Dataset excerpts:

--------------------------------

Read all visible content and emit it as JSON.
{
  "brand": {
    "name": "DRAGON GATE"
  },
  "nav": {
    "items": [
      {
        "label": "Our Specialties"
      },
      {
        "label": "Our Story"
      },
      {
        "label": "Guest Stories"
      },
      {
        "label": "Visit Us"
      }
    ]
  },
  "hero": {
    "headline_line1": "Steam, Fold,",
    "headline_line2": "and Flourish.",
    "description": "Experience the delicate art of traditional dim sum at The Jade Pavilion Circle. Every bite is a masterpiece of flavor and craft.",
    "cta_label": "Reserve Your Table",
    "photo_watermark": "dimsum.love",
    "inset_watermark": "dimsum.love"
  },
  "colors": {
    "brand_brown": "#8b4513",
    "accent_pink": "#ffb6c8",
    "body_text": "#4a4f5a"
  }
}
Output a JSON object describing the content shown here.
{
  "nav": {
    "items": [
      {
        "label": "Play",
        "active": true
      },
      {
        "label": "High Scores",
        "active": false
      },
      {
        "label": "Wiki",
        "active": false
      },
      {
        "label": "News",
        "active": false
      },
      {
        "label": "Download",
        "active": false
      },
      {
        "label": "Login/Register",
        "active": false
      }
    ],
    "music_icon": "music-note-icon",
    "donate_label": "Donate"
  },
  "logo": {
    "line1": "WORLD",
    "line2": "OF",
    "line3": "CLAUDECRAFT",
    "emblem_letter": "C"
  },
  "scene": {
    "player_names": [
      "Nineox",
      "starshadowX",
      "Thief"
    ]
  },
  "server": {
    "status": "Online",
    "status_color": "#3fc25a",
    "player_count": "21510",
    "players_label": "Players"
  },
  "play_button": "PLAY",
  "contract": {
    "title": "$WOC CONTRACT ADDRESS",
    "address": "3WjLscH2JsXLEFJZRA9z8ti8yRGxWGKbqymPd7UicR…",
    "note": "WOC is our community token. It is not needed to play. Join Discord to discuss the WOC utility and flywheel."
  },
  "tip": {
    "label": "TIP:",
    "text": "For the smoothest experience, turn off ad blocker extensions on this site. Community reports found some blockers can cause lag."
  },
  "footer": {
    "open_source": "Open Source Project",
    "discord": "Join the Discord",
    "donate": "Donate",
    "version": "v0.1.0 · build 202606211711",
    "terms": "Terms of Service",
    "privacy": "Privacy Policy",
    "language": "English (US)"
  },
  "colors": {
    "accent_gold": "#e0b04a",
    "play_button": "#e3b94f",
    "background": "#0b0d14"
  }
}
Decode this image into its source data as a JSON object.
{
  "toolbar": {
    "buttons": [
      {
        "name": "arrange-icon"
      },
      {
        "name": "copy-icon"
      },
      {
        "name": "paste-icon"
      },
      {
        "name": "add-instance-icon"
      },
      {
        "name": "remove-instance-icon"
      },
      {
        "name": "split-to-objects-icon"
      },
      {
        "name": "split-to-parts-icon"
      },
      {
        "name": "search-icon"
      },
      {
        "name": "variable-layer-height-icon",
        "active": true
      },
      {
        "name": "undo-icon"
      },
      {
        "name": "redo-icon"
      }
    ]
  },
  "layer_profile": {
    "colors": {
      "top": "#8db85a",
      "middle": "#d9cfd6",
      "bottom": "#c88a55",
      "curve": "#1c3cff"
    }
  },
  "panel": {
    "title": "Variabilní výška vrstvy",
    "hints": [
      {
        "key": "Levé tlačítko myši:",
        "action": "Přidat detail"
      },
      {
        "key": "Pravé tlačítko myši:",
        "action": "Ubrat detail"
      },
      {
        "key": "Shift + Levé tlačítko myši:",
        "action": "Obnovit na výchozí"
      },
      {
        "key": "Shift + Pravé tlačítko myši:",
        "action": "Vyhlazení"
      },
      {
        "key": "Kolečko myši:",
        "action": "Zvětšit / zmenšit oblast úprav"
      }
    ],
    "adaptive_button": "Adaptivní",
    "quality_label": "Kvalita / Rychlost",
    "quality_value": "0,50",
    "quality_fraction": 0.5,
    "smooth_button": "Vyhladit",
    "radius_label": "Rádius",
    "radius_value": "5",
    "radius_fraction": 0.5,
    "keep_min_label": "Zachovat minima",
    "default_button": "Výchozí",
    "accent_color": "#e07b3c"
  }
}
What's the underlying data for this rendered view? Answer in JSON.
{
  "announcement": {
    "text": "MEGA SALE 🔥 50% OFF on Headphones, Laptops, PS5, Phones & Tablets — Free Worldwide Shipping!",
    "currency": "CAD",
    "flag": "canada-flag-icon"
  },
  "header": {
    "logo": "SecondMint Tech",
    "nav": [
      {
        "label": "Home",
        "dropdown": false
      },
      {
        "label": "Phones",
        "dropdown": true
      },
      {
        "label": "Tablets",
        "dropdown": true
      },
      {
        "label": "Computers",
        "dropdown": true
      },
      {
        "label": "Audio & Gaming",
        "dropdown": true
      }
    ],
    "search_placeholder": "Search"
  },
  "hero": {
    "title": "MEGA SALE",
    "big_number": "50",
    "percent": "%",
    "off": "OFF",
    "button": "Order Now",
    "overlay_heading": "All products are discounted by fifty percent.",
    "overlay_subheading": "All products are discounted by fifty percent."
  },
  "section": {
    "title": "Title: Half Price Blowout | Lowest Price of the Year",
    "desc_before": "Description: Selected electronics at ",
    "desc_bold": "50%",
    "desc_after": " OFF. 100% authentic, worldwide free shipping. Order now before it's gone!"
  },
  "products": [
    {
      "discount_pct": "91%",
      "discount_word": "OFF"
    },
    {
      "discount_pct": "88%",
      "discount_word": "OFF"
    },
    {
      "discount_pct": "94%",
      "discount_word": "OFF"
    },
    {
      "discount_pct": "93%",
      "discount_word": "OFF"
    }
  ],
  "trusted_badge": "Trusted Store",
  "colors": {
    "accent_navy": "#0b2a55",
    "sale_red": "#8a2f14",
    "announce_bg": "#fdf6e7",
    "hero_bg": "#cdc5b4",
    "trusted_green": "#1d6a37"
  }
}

--------------------------------

Using the data above, repeat every line exactly.

Read all visible content and emit it as JSON.
{
  "brand": {
    "name": "DRAGON GATE"
  },
  "nav": {
    "items": [
      {
        "label": "Our Specialties"
      },
      {
        "label": "Our Story"
      },
      {
        "label": "Guest Stories"
      },
      {
        "label": "Visit Us"
      }
    ]
  },
  "hero": {
    "headline_line1": "Steam, Fold,",
    "headline_line2": "and Flourish.",
    "description": "Experience the delicate art of traditional dim sum at The Jade Pavilion Circle. Every bite is a masterpiece of flavor and craft.",
    "cta_label": "Reserve Your Table",
    "photo_watermark": "dimsum.love",
    "inset_watermark": "dimsum.love"
  },
  "colors": {
    "brand_brown": "#8b4513",
    "accent_pink": "#ffb6c8",
    "body_text": "#4a4f5a"
  }
}
Output a JSON object describing the content shown here.
{
  "nav": {
    "items": [
      {
        "label": "Play",
        "active": true
      },
      {
        "label": "High Scores",
        "active": false
      },
      {
        "label": "Wiki",
        "active": false
      },
      {
        "label": "News",
        "active": false
      },
      {
        "label": "Download",
        "active": false
      },
      {
        "label": "Login/Register",
        "active": false
      }
    ],
    "music_icon": "music-note-icon",
    "donate_label": "Donate"
  },
  "logo": {
    "line1": "WORLD",
    "line2": "OF",
    "line3": "CLAUDECRAFT",
    "emblem_letter": "C"
  },
  "scene": {
    "player_names": [
      "Nineox",
      "starshadowX",
      "Thief"
    ]
  },
  "server": {
    "status": "Online",
    "status_color": "#3fc25a",
    "player_count": "21510",
    "players_label": "Players"
  },
  "play_button": "PLAY",
  "contract": {
    "title": "$WOC CONTRACT ADDRESS",
    "address": "3WjLscH2JsXLEFJZRA9z8ti8yRGxWGKbqymPd7UicR…",
    "note": "WOC is our community token. It is not needed to play. Join Discord to discuss the WOC utility and flywheel."
  },
  "tip": {
    "label": "TIP:",
    "text": "For the smoothest experience, turn off ad blocker extensions on this site. Community reports found some blockers can cause lag."
  },
  "footer": {
    "open_source": "Open Source Project",
    "discord": "Join the Discord",
    "donate": "Donate",
    "version": "v0.1.0 · build 202606211711",
    "terms": "Terms of Service",
    "privacy": "Privacy Policy",
    "language": "English (US)"
  },
  "colors": {
    "accent_gold": "#e0b04a",
    "play_button": "#e3b94f",
    "background": "#0b0d14"
  }
}
Decode this image into its source data as a JSON object.
{
  "toolbar": {
    "buttons": [
      {
        "name": "arrange-icon"
      },
      {
        "name": "copy-icon"
      },
      {
        "name": "paste-icon"
      },
      {
        "name": "add-instance-icon"
      },
      {
        "name": "remove-instance-icon"
      },
      {
        "name": "split-to-objects-icon"
      },
      {
        "name": "split-to-parts-icon"
      },
      {
        "name": "search-icon"
      },
      {
        "name": "variable-layer-height-icon",
        "active": true
      },
      {
        "name": "undo-icon"
      },
      {
        "name": "redo-icon"
      }
    ]
  },
  "layer_profile": {
    "colors": {
      "top": "#8db85a",
      "middle": "#d9cfd6",
      "bottom": "#c88a55",
      "curve": "#1c3cff"
    }
  },
  "panel": {
    "title": "Variabilní výška vrstvy",
    "hints": [
      {
        "key": "Levé tlačítko myši:",
        "action": "Přidat detail"
      },
      {
        "key": "Pravé tlačítko myši:",
        "action": "Ubrat detail"
      },
      {
        "key": "Shift + Levé tlačítko myši:",
        "action": "Obnovit na výchozí"
      },
      {
        "key": "Shift + Pravé tlačítko myši:",
        "action": "Vyhlazení"
      },
      {
        "key": "Kolečko myši:",
        "action": "Zvětšit / zmenšit oblast úprav"
      }
    ],
    "adaptive_button": "Adaptivní",
    "quality_label": "Kvalita / Rychlost",
    "quality_value": "0,50",
    "quality_fraction": 0.5,
    "smooth_button": "Vyhladit",
    "radius_label": "Rádius",
    "radius_value": "5",
    "radius_fraction": 0.5,
    "keep_min_label": "Zachovat minima",
    "default_button": "Výchozí",
    "accent_color": "#e07b3c"
  }
}
What's the underlying data for this rendered view? Answer in JSON.
{
  "announcement": {
    "text": "MEGA SALE 🔥 50% OFF on Headphones, Laptops, PS5, Phones & Tablets — Free Worldwide Shipping!",
    "currency": "CAD",
    "flag": "canada-flag-icon"
  },
  "header": {
    "logo": "SecondMint Tech",
    "nav": [
      {
        "label": "Home",
        "dropdown": false
      },
      {
        "label": "Phones",
        "dropdown": true
      },
      {
        "label": "Tablets",
        "dropdown": true
      },
      {
        "label": "Computers",
        "dropdown": true
      },
      {
        "label": "Audio & Gaming",
        "dropdown": true
      }
    ],
    "search_placeholder": "Search"
  },
  "hero": {
    "title": "MEGA SALE",
    "big_number": "50",
    "percent": "%",
    "off": "OFF",
    "button": "Order Now",
    "overlay_heading": "All products are discounted by fifty percent.",
    "overlay_subheading": "All products are discounted by fifty percent."
  },
  "section": {
    "title": "Title: Half Price Blowout | Lowest Price of the Year",
    "desc_before": "Description: Selected electronics at ",
    "desc_bold": "50%",
    "desc_after": " OFF. 100% authentic, worldwide free shipping. Order now before it's gone!"
  },
  "products": [
    {
      "discount_pct": "91%",
      "discount_word": "OFF"
    },
    {
      "discount_pct": "88%",
      "discount_word": "OFF"
    },
    {
      "discount_pct": "94%",
      "discount_word": "OFF"
    },
    {
      "discount_pct": "93%",
      "discount_word": "OFF"
    }
  ],
  "trusted_badge": "Trusted Store",
  "colors": {
    "accent_navy": "#0b2a55",
    "sale_red": "#8a2f14",
    "announce_bg": "#fdf6e7",
    "hero_bg": "#cdc5b4",
    "trusted_green": "#1d6a37"
  }
}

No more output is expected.